### Supplied information
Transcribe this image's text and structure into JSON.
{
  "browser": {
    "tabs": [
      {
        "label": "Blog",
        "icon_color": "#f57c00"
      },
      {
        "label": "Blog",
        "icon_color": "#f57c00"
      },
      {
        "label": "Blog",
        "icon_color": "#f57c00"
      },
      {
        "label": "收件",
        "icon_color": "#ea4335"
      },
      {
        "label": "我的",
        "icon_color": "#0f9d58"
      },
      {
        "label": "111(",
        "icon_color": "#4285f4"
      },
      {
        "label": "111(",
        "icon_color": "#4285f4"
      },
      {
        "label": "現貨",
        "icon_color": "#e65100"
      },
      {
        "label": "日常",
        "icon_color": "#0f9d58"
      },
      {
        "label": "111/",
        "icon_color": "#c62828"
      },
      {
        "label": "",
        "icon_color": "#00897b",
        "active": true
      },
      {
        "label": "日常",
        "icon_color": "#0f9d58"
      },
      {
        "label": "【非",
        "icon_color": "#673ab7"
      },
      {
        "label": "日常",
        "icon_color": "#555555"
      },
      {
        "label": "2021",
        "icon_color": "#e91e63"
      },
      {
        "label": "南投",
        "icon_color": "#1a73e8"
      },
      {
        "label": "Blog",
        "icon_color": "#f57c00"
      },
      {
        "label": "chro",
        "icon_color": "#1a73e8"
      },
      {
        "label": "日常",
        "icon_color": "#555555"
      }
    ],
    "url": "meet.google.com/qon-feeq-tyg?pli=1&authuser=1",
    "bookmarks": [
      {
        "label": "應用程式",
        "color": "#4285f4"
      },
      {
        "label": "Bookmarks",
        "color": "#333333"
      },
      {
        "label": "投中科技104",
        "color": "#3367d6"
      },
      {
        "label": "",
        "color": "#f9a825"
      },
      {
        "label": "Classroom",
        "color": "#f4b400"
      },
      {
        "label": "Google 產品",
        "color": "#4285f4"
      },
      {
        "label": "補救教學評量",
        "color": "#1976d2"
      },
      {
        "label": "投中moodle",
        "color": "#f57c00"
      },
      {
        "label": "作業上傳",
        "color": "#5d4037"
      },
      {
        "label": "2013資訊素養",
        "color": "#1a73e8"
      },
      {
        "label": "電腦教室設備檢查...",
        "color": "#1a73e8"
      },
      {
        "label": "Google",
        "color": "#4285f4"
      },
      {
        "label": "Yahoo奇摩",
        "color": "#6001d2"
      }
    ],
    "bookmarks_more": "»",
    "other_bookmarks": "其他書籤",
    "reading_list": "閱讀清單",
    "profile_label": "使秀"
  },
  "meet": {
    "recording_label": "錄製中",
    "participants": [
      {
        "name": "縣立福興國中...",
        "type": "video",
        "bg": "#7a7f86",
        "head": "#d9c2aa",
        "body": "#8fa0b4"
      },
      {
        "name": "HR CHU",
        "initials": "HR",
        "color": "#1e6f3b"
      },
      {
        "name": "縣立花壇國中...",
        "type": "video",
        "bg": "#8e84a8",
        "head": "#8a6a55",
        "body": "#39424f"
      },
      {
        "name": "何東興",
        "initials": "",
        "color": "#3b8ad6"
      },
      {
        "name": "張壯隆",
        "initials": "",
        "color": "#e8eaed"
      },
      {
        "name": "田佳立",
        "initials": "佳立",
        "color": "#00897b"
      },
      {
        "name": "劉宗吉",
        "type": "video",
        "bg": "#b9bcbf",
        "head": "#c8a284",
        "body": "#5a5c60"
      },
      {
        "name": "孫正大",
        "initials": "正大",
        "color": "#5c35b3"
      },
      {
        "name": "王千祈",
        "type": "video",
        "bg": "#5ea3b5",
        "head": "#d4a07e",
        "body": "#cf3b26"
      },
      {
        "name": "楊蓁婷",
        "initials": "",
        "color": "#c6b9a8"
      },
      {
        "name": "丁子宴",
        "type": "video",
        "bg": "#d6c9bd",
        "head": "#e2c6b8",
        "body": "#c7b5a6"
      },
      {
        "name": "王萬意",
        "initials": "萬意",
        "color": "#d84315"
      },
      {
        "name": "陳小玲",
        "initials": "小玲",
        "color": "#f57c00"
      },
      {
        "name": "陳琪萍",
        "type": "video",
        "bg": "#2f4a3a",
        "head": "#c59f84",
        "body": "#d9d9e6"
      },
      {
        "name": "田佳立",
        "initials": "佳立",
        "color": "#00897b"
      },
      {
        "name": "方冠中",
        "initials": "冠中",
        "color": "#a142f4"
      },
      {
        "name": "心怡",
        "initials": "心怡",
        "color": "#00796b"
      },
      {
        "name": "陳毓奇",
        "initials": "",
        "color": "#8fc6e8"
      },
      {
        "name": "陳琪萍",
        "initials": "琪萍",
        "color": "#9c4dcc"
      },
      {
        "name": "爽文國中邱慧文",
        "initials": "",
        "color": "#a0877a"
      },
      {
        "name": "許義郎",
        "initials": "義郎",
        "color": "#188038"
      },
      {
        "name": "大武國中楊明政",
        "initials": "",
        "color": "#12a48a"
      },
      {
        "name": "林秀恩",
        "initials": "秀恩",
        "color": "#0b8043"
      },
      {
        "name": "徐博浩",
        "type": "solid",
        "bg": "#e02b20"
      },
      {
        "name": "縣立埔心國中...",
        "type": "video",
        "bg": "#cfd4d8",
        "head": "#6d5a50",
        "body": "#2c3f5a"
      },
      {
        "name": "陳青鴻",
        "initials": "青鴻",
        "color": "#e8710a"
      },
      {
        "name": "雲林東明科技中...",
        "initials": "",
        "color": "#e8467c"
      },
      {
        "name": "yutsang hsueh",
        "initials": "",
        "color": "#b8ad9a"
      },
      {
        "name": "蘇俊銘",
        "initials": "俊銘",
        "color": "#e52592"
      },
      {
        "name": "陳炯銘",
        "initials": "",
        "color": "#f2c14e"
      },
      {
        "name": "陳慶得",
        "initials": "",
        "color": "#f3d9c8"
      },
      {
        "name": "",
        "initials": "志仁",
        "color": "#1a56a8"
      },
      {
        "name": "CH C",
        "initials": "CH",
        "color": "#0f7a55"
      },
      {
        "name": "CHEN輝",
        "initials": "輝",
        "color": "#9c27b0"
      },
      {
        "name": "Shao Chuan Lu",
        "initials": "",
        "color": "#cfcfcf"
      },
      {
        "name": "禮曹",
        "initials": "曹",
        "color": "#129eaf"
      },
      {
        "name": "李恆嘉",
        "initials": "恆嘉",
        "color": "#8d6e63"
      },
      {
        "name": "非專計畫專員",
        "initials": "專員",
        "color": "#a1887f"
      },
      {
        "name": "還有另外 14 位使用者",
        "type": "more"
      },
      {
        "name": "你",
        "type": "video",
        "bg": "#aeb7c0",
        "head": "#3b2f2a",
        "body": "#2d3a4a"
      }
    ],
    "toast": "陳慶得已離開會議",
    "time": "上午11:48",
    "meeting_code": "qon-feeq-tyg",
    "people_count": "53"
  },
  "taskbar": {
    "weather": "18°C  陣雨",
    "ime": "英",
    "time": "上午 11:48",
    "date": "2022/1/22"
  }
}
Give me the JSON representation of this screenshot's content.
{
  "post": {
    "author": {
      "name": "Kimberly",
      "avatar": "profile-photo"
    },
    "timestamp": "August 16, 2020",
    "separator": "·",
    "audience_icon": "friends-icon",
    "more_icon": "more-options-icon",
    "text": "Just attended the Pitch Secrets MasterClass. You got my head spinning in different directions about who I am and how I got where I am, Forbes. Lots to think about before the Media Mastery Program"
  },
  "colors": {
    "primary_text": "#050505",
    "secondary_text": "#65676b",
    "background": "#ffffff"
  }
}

### Work to complete
Print the records once more, exactly as they were given.

### Finished answer
Transcribe this image's text and structure into JSON.
{
  "browser": {
    "tabs": [
      {
        "label": "Blog",
        "icon_color": "#f57c00"
      },
      {
        "label": "Blog",
        "icon_color": "#f57c00"
      },
      {
        "label": "Blog",
        "icon_color": "#f57c00"
      },
      {
        "label": "收件",
        "icon_color": "#ea4335"
      },
      {
        "label": "我的",
        "icon_color": "#0f9d58"
      },
      {
        "label": "111(",
        "icon_color": "#4285f4"
      },
      {
        "label": "111(",
        "icon_color": "#4285f4"
      },
      {
        "label": "現貨",
        "icon_color": "#e65100"
      },
      {
        "label": "日常",
        "icon_color": "#0f9d58"
      },
      {
        "label": "111/",
        "icon_color": "#c62828"
      },
      {
        "label": "",
        "icon_color": "#00897b",
        "active": true
      },
      {
        "label": "日常",
        "icon_color": "#0f9d58"
      },
      {
        "label": "【非",
        "icon_color": "#673ab7"
      },
      {
        "label": "日常",
        "icon_color": "#555555"
      },
      {
        "label": "2021",
        "icon_color": "#e91e63"
      },
      {
        "label": "南投",
        "icon_color": "#1a73e8"
      },
      {
        "label": "Blog",
        "icon_color": "#f57c00"
      },
      {
        "label": "chro",
        "icon_color": "#1a73e8"
      },
      {
        "label": "日常",
        "icon_color": "#555555"
      }
    ],
    "url": "meet.google.com/qon-feeq-tyg?pli=1&authuser=1",
    "bookmarks": [
      {
        "label": "應用程式",
        "color": "#4285f4"
      },
      {
        "label": "Bookmarks",
        "color": "#333333"
      },
      {
        "label": "投中科技104",
        "color": "#3367d6"
      },
      {
        "label": "",
        "color": "#f9a825"
      },
      {
        "label": "Classroom",
        "color": "#f4b400"
      },
      {
        "label": "Google 產品",
        "color": "#4285f4"
      },
      {
        "label": "補救教學評量",
        "color": "#1976d2"
      },
      {
        "label": "投中moodle",
        "color": "#f57c00"
      },
      {
        "label": "作業上傳",
        "color": "#5d4037"
      },
      {
        "label": "2013資訊素養",
        "color": "#1a73e8"
      },
      {
        "label": "電腦教室設備檢查...",
        "color": "#1a73e8"
      },
      {
        "label": "Google",
        "color": "#4285f4"
      },
      {
        "label": "Yahoo奇摩",
        "color": "#6001d2"
      }
    ],
    "bookmarks_more": "»",
    "other_bookmarks": "其他書籤",
    "reading_list": "閱讀清單",
    "profile_label": "使秀"
  },
  "meet": {
    "recording_label": "錄製中",
    "participants": [
      {
        "name": "縣立福興國中...",
        "type": "video",
        "bg": "#7a7f86",
        "head": "#d9c2aa",
        "body": "#8fa0b4"
      },
      {
        "name": "HR CHU",
        "initials": "HR",
        "color": "#1e6f3b"
      },
      {
        "name": "縣立花壇國中...",
        "type": "video",
        "bg": "#8e84a8",
        "head": "#8a6a55",
        "body": "#39424f"
      },
      {
        "name": "何東興",
        "initials": "",
        "color": "#3b8ad6"
      },
      {
        "name": "張壯隆",
        "initials": "",
        "color": "#e8eaed"
      },
      {
        "name": "田佳立",
        "initials": "佳立",
        "color": "#00897b"
      },
      {
        "name": "劉宗吉",
        "type": "video",
        "bg": "#b9bcbf",
        "head": "#c8a284",
        "body": "#5a5c60"
      },
      {
        "name": "孫正大",
        "initials": "正大",
        "color": "#5c35b3"
      },
      {
        "name": "王千祈",
        "type": "video",
        "bg": "#5ea3b5",
        "head": "#d4a07e",
        "body": "#cf3b26"
      },
      {
        "name": "楊蓁婷",
        "initials": "",
        "color": "#c6b9a8"
      },
      {
        "name": "丁子宴",
        "type": "video",
        "bg": "#d6c9bd",
        "head": "#e2c6b8",
        "body": "#c7b5a6"
      },
      {
        "name": "王萬意",
        "initials": "萬意",
        "color": "#d84315"
      },
      {
        "name": "陳小玲",
        "initials": "小玲",
        "color": "#f57c00"
      },
      {
        "name": "陳琪萍",
        "type": "video",
        "bg": "#2f4a3a",
        "head": "#c59f84",
        "body": "#d9d9e6"
      },
      {
        "name": "田佳立",
        "initials": "佳立",
        "color": "#00897b"
      },
      {
        "name": "方冠中",
        "initials": "冠中",
        "color": "#a142f4"
      },
      {
        "name": "心怡",
        "initials": "心怡",
        "color": "#00796b"
      },
      {
        "name": "陳毓奇",
        "initials": "",
        "color": "#8fc6e8"
      },
      {
        "name": "陳琪萍",
        "initials": "琪萍",
        "color": "#9c4dcc"
      },
      {
        "name": "爽文國中邱慧文",
        "initials": "",
        "color": "#a0877a"
      },
      {
        "name": "許義郎",
        "initials": "義郎",
        "color": "#188038"
      },
      {
        "name": "大武國中楊明政",
        "initials": "",
        "color": "#12a48a"
      },
      {
        "name": "林秀恩",
        "initials": "秀恩",
        "color": "#0b8043"
      },
      {
        "name": "徐博浩",
        "type": "solid",
        "bg": "#e02b20"
      },
      {
        "name": "縣立埔心國中...",
        "type": "video",
        "bg": "#cfd4d8",
        "head": "#6d5a50",
        "body": "#2c3f5a"
      },
      {
        "name": "陳青鴻",
        "initials": "青鴻",
        "color": "#e8710a"
      },
      {
        "name": "雲林東明科技中...",
        "initials": "",
        "color": "#e8467c"
      },
      {
        "name": "yutsang hsueh",
        "initials": "",
        "color": "#b8ad9a"
      },
      {
        "name": "蘇俊銘",
        "initials": "俊銘",
        "color": "#e52592"
      },
      {
        "name": "陳炯銘",
        "initials": "",
        "color": "#f2c14e"
      },
      {
        "name": "陳慶得",
        "initials": "",
        "color": "#f3d9c8"
      },
      {
        "name": "",
        "initials": "志仁",
        "color": "#1a56a8"
      },
      {
        "name": "CH C",
        "initials": "CH",
        "color": "#0f7a55"
      },
      {
        "name": "CHEN輝",
        "initials": "輝",
        "color": "#9c27b0"
      },
      {
        "name": "Shao Chuan Lu",
        "initials": "",
        "color": "#cfcfcf"
      },
      {
        "name": "禮曹",
        "initials": "曹",
        "color": "#129eaf"
      },
      {
        "name": "李恆嘉",
        "initials": "恆嘉",
        "color": "#8d6e63"
      },
      {
        "name": "非專計畫專員",
        "initials": "專員",
        "color": "#a1887f"
      },
      {
        "name": "還有另外 14 位使用者",
        "type": "more"
      },
      {
        "name": "你",
        "type": "video",
        "bg": "#aeb7c0",
        "head": "#3b2f2a",
        "body": "#2d3a4a"
      }
    ],
    "toast": "陳慶得已離開會議",
    "time": "上午11:48",
    "meeting_code": "qon-feeq-tyg",
    "people_count": "53"
  },
  "taskbar": {
    "weather": "18°C  陣雨",
    "ime": "英",
    "time": "上午 11:48",
    "date": "2022/1/22"
  }
}
Give me the JSON representation of this screenshot's content.
{
  "post": {
    "author": {
      "name": "Kimberly",
      "avatar": "profile-photo"
    },
    "timestamp": "August 16, 2020",
    "separator": "·",
    "audience_icon": "friends-icon",
    "more_icon": "more-options-icon",
    "text": "Just attended the Pitch Secrets MasterClass. You got my head spinning in different directions about who I am and how I got where I am, Forbes. Lots to think about before the Media Mastery Program"
  },
  "colors": {
    "primary_text": "#050505",
    "secondary_text": "#65676b",
    "background": "#ffffff"
  }
}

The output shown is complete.